---------- Data under study ----------
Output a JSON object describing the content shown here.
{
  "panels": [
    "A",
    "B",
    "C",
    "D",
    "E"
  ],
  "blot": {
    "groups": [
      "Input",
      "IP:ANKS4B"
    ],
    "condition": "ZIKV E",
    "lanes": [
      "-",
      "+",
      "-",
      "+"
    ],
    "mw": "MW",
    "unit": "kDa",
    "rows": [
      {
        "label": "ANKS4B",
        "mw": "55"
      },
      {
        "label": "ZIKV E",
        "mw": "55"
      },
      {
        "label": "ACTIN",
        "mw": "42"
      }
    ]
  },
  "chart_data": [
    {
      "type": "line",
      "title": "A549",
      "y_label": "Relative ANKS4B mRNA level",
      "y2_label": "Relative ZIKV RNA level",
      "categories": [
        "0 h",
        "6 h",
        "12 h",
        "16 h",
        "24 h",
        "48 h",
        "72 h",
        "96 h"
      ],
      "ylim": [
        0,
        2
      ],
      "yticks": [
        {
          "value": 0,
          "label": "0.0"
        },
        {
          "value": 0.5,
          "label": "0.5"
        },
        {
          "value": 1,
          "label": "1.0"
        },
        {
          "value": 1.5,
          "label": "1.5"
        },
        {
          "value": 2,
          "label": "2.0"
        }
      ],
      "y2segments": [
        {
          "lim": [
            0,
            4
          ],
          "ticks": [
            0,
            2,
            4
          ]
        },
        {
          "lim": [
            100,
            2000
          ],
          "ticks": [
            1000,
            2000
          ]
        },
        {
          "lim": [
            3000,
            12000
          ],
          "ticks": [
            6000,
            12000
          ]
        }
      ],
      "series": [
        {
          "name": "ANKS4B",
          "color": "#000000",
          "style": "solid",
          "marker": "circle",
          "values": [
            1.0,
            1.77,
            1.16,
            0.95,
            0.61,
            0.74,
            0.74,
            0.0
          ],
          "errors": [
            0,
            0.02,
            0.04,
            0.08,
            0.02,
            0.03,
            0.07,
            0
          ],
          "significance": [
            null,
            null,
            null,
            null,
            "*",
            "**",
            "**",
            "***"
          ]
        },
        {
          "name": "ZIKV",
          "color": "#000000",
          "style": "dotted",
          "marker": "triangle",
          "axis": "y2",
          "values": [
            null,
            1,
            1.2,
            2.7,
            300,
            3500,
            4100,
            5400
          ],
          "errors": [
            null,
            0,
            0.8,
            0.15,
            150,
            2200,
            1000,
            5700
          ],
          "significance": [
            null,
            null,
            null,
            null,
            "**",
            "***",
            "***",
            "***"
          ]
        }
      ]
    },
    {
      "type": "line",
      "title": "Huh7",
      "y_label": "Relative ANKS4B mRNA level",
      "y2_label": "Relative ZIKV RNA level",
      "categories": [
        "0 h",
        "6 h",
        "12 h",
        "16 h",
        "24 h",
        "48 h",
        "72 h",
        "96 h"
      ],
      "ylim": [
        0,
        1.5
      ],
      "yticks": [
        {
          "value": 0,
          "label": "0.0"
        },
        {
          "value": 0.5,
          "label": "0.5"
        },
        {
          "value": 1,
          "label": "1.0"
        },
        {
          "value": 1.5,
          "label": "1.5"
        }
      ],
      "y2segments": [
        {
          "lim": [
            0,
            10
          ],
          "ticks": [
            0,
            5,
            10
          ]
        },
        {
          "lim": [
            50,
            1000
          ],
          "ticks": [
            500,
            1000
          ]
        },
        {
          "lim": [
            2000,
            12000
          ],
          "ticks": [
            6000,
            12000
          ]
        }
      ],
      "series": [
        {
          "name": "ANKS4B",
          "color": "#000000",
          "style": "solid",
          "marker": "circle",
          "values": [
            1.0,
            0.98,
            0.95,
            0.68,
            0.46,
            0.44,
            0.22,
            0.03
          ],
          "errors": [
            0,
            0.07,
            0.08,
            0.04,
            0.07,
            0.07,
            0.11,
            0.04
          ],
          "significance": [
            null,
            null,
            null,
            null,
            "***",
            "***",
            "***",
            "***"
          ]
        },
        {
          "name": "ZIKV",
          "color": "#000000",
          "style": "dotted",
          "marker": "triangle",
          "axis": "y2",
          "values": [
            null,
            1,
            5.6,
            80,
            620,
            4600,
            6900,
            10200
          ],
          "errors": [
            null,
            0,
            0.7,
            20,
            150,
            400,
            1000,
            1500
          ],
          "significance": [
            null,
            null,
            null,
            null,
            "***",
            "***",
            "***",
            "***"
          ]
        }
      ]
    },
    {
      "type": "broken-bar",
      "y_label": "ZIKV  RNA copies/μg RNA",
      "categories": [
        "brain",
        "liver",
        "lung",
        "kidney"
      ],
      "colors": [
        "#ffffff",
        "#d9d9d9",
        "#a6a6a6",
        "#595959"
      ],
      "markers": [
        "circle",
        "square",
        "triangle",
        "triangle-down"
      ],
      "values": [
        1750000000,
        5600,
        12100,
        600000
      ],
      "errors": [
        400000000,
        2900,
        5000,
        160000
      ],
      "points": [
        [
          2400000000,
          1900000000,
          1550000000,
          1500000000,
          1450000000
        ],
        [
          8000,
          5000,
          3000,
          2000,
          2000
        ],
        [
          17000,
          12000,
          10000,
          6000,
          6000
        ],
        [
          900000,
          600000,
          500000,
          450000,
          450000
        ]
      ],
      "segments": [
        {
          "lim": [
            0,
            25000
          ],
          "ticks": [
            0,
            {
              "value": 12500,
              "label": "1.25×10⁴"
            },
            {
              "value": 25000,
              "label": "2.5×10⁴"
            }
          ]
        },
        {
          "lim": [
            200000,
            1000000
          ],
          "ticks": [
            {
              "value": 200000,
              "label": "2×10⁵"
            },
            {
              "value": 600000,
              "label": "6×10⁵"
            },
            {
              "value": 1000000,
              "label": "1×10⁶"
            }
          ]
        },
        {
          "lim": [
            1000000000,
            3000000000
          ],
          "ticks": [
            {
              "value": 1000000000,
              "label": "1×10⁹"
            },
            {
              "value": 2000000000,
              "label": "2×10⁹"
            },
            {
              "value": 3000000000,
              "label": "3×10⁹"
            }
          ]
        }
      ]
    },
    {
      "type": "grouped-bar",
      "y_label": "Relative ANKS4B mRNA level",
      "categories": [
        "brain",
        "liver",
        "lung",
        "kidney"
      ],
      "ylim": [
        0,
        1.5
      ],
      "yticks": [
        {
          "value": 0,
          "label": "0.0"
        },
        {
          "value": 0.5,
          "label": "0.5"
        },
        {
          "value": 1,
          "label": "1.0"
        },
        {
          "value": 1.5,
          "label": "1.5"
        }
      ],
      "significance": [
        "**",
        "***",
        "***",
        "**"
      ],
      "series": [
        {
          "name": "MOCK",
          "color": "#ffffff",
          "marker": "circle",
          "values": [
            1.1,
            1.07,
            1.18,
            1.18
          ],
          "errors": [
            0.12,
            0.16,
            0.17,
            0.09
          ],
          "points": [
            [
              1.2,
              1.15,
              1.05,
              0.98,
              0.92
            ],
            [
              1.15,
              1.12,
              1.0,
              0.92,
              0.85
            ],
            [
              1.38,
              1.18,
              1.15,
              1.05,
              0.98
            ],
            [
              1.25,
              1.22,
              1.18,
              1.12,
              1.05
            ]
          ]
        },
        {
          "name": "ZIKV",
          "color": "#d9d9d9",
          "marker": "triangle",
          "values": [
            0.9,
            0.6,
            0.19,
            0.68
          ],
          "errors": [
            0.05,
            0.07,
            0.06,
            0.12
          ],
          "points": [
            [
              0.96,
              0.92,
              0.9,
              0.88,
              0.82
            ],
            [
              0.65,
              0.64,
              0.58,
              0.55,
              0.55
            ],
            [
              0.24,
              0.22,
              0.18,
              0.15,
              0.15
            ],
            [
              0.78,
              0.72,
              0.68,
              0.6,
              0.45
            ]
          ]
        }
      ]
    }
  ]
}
----------
## Problem to solve
I would like the records restated exactly, with every line intact.

## Written response
Output a JSON object describing the content shown here.
{
  "panels": [
    "A",
    "B",
    "C",
    "D",
    "E"
  ],
  "blot": {
    "groups": [
      "Input",
      "IP:ANKS4B"
    ],
    "condition": "ZIKV E",
    "lanes": [
      "-",
      "+",
      "-",
      "+"
    ],
    "mw": "MW",
    "unit": "kDa",
    "rows": [
      {
        "label": "ANKS4B",
        "mw": "55"
      },
      {
        "label": "ZIKV E",
        "mw": "55"
      },
      {
        "label": "ACTIN",
        "mw": "42"
      }
    ]
  },
  "chart_data": [
    {
      "type": "line",
      "title": "A549",
      "y_label": "Relative ANKS4B mRNA level",
      "y2_label": "Relative ZIKV RNA level",
      "categories": [
        "0 h",
        "6 h",
        "12 h",
        "16 h",
        "24 h",
        "48 h",
        "72 h",
        "96 h"
      ],
      "ylim": [
        0,
        2
      ],
      "yticks": [
        {
          "value": 0,
          "label": "0.0"
        },
        {
          "value": 0.5,
          "label": "0.5"
        },
        {
          "value": 1,
          "label": "1.0"
        },
        {
          "value": 1.5,
          "label": "1.5"
        },
        {
          "value": 2,
          "label": "2.0"
        }
      ],
      "y2segments": [
        {
          "lim": [
            0,
            4
          ],
          "ticks": [
            0,
            2,
            4
          ]
        },
        {
          "lim": [
            100,
            2000
          ],
          "ticks": [
            1000,
            2000
          ]
        },
        {
          "lim": [
            3000,
            12000
          ],
          "ticks": [
            6000,
            12000
          ]
        }
      ],
      "series": [
        {
          "name": "ANKS4B",
          "color": "#000000",
          "style": "solid",
          "marker": "circle",
          "values": [
            1.0,
            1.77,
            1.16,
            0.95,
            0.61,
            0.74,
            0.74,
            0.0
          ],
          "errors": [
            0,
            0.02,
            0.04,
            0.08,
            0.02,
            0.03,
            0.07,
            0
          ],
          "significance": [
            null,
            null,
            null,
            null,
            "*",
            "**",
            "**",
            "***"
          ]
        },
        {
          "name": "ZIKV",
          "color": "#000000",
          "style": "dotted",
          "marker": "triangle",
          "axis": "y2",
          "values": [
            null,
            1,
            1.2,
            2.7,
            300,
            3500,
            4100,
            5400
          ],
          "errors": [
            null,
            0,
            0.8,
            0.15,
            150,
            2200,
            1000,
            5700
          ],
          "significance": [
            null,
            null,
            null,
            null,
            "**",
            "***",
            "***",
            "***"
          ]
        }
      ]
    },
    {
      "type": "line",
      "title": "Huh7",
      "y_label": "Relative ANKS4B mRNA level",
      "y2_label": "Relative ZIKV RNA level",
      "categories": [
        "0 h",
        "6 h",
        "12 h",
        "16 h",
        "24 h",
        "48 h",
        "72 h",
        "96 h"
      ],
      "ylim": [
        0,
        1.5
      ],
      "yticks": [
        {
          "value": 0,
          "label": "0.0"
        },
        {
          "value": 0.5,
          "label": "0.5"
        },
        {
          "value": 1,
          "label": "1.0"
        },
        {
          "value": 1.5,
          "label": "1.5"
        }
      ],
      "y2segments": [
        {
          "lim": [
            0,
            10
          ],
          "ticks": [
            0,
            5,
            10
          ]
        },
        {
          "lim": [
            50,
            1000
          ],
          "ticks": [
            500,
            1000
          ]
        },
        {
          "lim": [
            2000,
            12000
          ],
          "ticks": [
            6000,
            12000
          ]
        }
      ],
      "series": [
        {
          "name": "ANKS4B",
          "color": "#000000",
          "style": "solid",
          "marker": "circle",
          "values": [
            1.0,
            0.98,
            0.95,
            0.68,
            0.46,
            0.44,
            0.22,
            0.03
          ],
          "errors": [
            0,
            0.07,
            0.08,
            0.04,
            0.07,
            0.07,
            0.11,
            0.04
          ],
          "significance": [
            null,
            null,
            null,
            null,
            "***",
            "***",
            "***",
            "***"
          ]
        },
        {
          "name": "ZIKV",
          "color": "#000000",
          "style": "dotted",
          "marker": "triangle",
          "axis": "y2",
          "values": [
            null,
            1,
            5.6,
            80,
            620,
            4600,
            6900,
            10200
          ],
          "errors": [
            null,
            0,
            0.7,
            20,
            150,
            400,
            1000,
            1500
          ],
          "significance": [
            null,
            null,
            null,
            null,
            "***",
            "***",
            "***",
            "***"
          ]
        }
      ]
    },
    {
      "type": "broken-bar",
      "y_label": "ZIKV  RNA copies/μg RNA",
      "categories": [
        "brain",
        "liver",
        "lung",
        "kidney"
      ],
      "colors": [
        "#ffffff",
        "#d9d9d9",
        "#a6a6a6",
        "#595959"
      ],
      "markers": [
        "circle",
        "square",
        "triangle",
        "triangle-down"
      ],
      "values": [
        1750000000,
        5600,
        12100,
        600000
      ],
      "errors": [
        400000000,
        2900,
        5000,
        160000
      ],
      "points": [
        [
          2400000000,
          1900000000,
          1550000000,
          1500000000,
          1450000000
        ],
        [
          8000,
          5000,
          3000,
          2000,
          2000
        ],
        [
          17000,
          12000,
          10000,
          6000,
          6000
        ],
        [
          900000,
          600000,
          500000,
          450000,
          450000
        ]
      ],
      "segments": [
        {
          "lim": [
            0,
            25000
          ],
          "ticks": [
            0,
            {
              "value": 12500,
              "label": "1.25×10⁴"
            },
            {
              "value": 25000,
              "label": "2.5×10⁴"
            }
          ]
        },
        {
          "lim": [
            200000,
            1000000
          ],
          "ticks": [
            {
              "value": 200000,
              "label": "2×10⁵"
            },
            {
              "value": 600000,
              "label": "6×10⁵"
            },
            {
              "value": 1000000,
              "label": "1×10⁶"
            }
          ]
        },
        {
          "lim": [
            1000000000,
            3000000000
          ],
          "ticks": [
            {
              "value": 1000000000,
              "label": "1×10⁹"
            },
            {
              "value": 2000000000,
              "label": "2×10⁹"
            },
            {
              "value": 3000000000,
              "label": "3×10⁹"
            }
          ]
        }
      ]
    },
    {
      "type": "grouped-bar",
      "y_label": "Relative ANKS4B mRNA level",
      "categories": [
        "brain",
        "liver",
        "lung",
        "kidney"
      ],
      "ylim": [
        0,
        1.5
      ],
      "yticks": [
        {
          "value": 0,
          "label": "0.0"
        },
        {
          "value": 0.5,
          "label": "0.5"
        },
        {
          "value": 1,
          "label": "1.0"
        },
        {
          "value": 1.5,
          "label": "1.5"
        }
      ],
      "significance": [
        "**",
        "***",
        "***",
        "**"
      ],
      "series": [
        {
          "name": "MOCK",
          "color": "#ffffff",
          "marker": "circle",
          "values": [
            1.1,
            1.07,
            1.18,
            1.18
          ],
          "errors": [
            0.12,
            0.16,
            0.17,
            0.09
          ],
          "points": [
            [
              1.2,
              1.15,
              1.05,
              0.98,
              0.92
            ],
            [
              1.15,
              1.12,
              1.0,
              0.92,
              0.85
            ],
            [
              1.38,
              1.18,
              1.15,
              1.05,
              0.98
            ],
            [
              1.25,
              1.22,
              1.18,
              1.12,
              1.05
            ]
          ]
        },
        {
          "name": "ZIKV",
          "color": "#d9d9d9",
          "marker": "triangle",
          "values": [
            0.9,
            0.6,
            0.19,
            0.68
          ],
          "errors": [
            0.05,
            0.07,
            0.06,
            0.12
          ],
          "points": [
            [
              0.96,
              0.92,
              0.9,
              0.88,
              0.82
            ],
            [
              0.65,
              0.64,
              0.58,
              0.55,
              0.55
            ],
            [
              0.24,
              0.22,
              0.18,
              0.15,
              0.15
            ],
            [
              0.78,
              0.72,
              0.68,
              0.6,
              0.45
            ]
          ]
        }
      ]
    }
  ]
}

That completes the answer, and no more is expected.